— BEGIN Supplied records —
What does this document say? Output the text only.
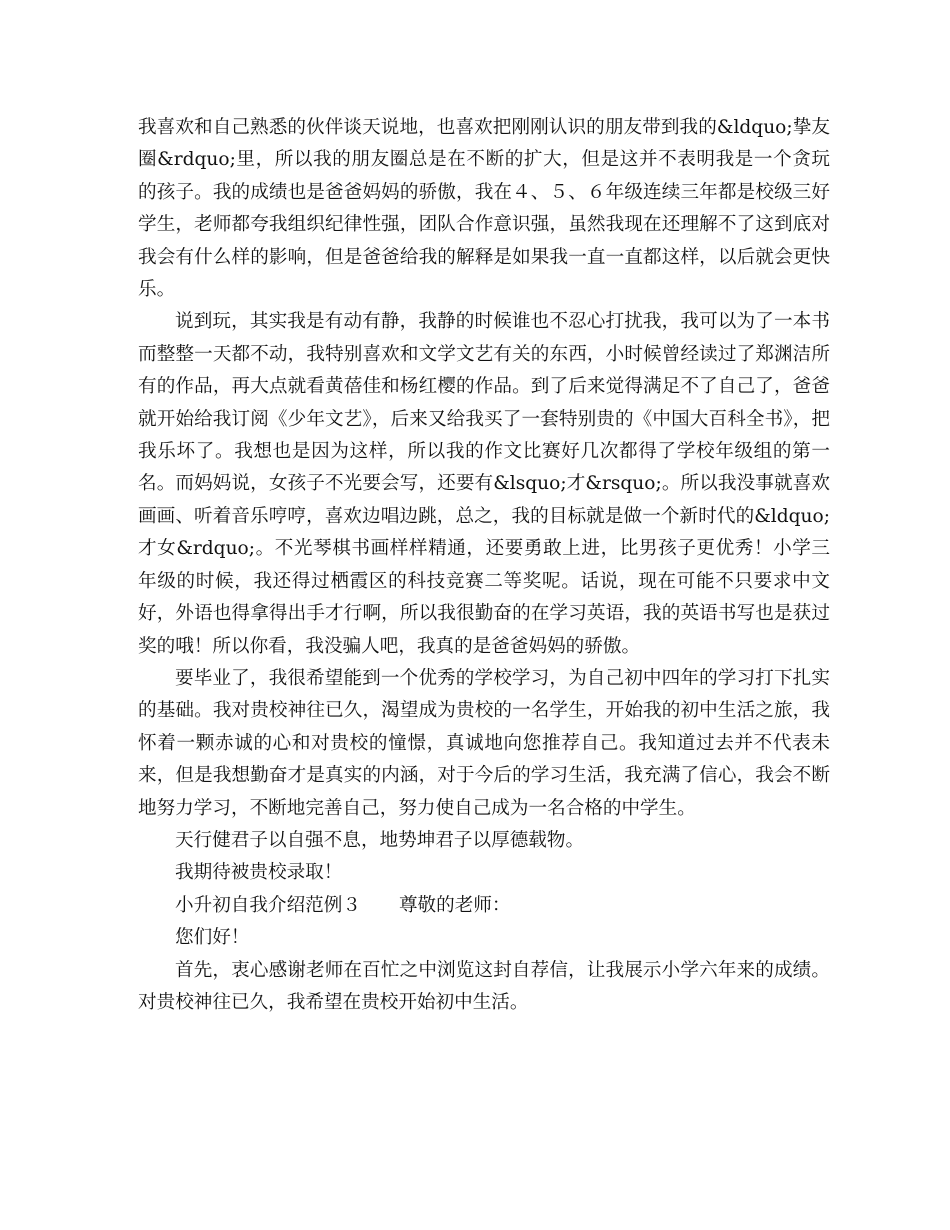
我喜欢和自己熟悉的伙伴谈天说地，也喜欢把刚刚认识的朋友带到我的&ldquo;挚友圈&rdquo;里，所以我的朋友圈总是在不断的扩大，但是这并不表明我是一个贪玩的孩子。我的成绩也是爸爸妈妈的骄傲，我在４、５、６年级连续三年都是校级三好学生，老师都夸我组织纪律性强，团队合作意识强，虽然我现在还理解不了这到底对我会有什么样的影响，但是爸爸给我的解释是如果我一直一直都这样，以后就会更快乐。

说到玩，其实我是有动有静，我静的时候谁也不忍心打扰我，我可以为了一本书而整整一天都不动，我特别喜欢和文学文艺有关的东西，小时候曾经读过了郑渊洁所有的作品，再大点就看黄蓓佳和杨红樱的作品。到了后来觉得满足不了自己了，爸爸就开始给我订阅《少年文艺》，后来又给我买了一套特别贵的《中国大百科全书》，把我乐坏了。我想也是因为这样，所以我的作文比赛好几次都得了学校年级组的第一名。而妈妈说，女孩子不光要会写，还要有&lsquo;才&rsquo;。所以我没事就喜欢画画、听着音乐哼哼，喜欢边唱边跳，总之，我的目标就是做一个新时代的&ldquo;才女&rdquo;。不光琴棋书画样样精通，还要勇敢上进，比男孩子更优秀！小学三年级的时候，我还得过栖霞区的科技竞赛二等奖呢。话说，现在可能不只要求中文好，外语也得拿得出手才行啊，所以我很勤奋的在学习英语，我的英语书写也是获过奖的哦！所以你看，我没骗人吧，我真的是爸爸妈妈的骄傲。

要毕业了，我很希望能到一个优秀的学校学习，为自己初中四年的学习打下扎实的基础。我对贵校神往已久，渴望成为贵校的一名学生，开始我的初中生活之旅，我怀着一颗赤诚的心和对贵校的憧憬，真诚地向您推荐自己。我知道过去并不代表未来，但是我想勤奋才是真实的内涵，对于今后的学习生活，我充满了信心，我会不断地努力学习，不断地完善自己，努力使自己成为一名合格的中学生。

天行健君子以自强不息，地势坤君子以厚德载物。

我期待被贵校录取！

小升初自我介绍范例３ 尊敬的老师：

您们好！

首先，衷心感谢老师在百忙之中浏览这封自荐信，让我展示小学六年来的成绩。对贵校神往已久，我希望在贵校开始初中生活。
— END Supplied records —
◆ Exercise goal ◆
Copy all the records above exactly, but leave out the pictures.

◆ Written solution ◆
What does this document say? Output the text only.
我喜欢和自己熟悉的伙伴谈天说地，也喜欢把刚刚认识的朋友带到我的&ldquo;挚友圈&rdquo;里，所以我的朋友圈总是在不断的扩大，但是这并不表明我是一个贪玩的孩子。我的成绩也是爸爸妈妈的骄傲，我在４、５、６年级连续三年都是校级三好学生，老师都夸我组织纪律性强，团队合作意识强，虽然我现在还理解不了这到底对我会有什么样的影响，但是爸爸给我的解释是如果我一直一直都这样，以后就会更快乐。

说到玩，其实我是有动有静，我静的时候谁也不忍心打扰我，我可以为了一本书而整整一天都不动，我特别喜欢和文学文艺有关的东西，小时候曾经读过了郑渊洁所有的作品，再大点就看黄蓓佳和杨红樱的作品。到了后来觉得满足不了自己了，爸爸就开始给我订阅《少年文艺》，后来又给我买了一套特别贵的《中国大百科全书》，把我乐坏了。我想也是因为这样，所以我的作文比赛好几次都得了学校年级组的第一名。而妈妈说，女孩子不光要会写，还要有&lsquo;才&rsquo;。所以我没事就喜欢画画、听着音乐哼哼，喜欢边唱边跳，总之，我的目标就是做一个新时代的&ldquo;才女&rdquo;。不光琴棋书画样样精通，还要勇敢上进，比男孩子更优秀！小学三年级的时候，我还得过栖霞区的科技竞赛二等奖呢。话说，现在可能不只要求中文好，外语也得拿得出手才行啊，所以我很勤奋的在学习英语，我的英语书写也是获过奖的哦！所以你看，我没骗人吧，我真的是爸爸妈妈的骄傲。

要毕业了，我很希望能到一个优秀的学校学习，为自己初中四年的学习打下扎实的基础。我对贵校神往已久，渴望成为贵校的一名学生，开始我的初中生活之旅，我怀着一颗赤诚的心和对贵校的憧憬，真诚地向您推荐自己。我知道过去并不代表未来，但是我想勤奋才是真实的内涵，对于今后的学习生活，我充满了信心，我会不断地努力学习，不断地完善自己，努力使自己成为一名合格的中学生。

天行健君子以自强不息，地势坤君子以厚德载物。

我期待被贵校录取！

小升初自我介绍范例３ 尊敬的老师：

您们好！

首先，衷心感谢老师在百忙之中浏览这封自荐信，让我展示小学六年来的成绩。对贵校神往已久，我希望在贵校开始初中生活。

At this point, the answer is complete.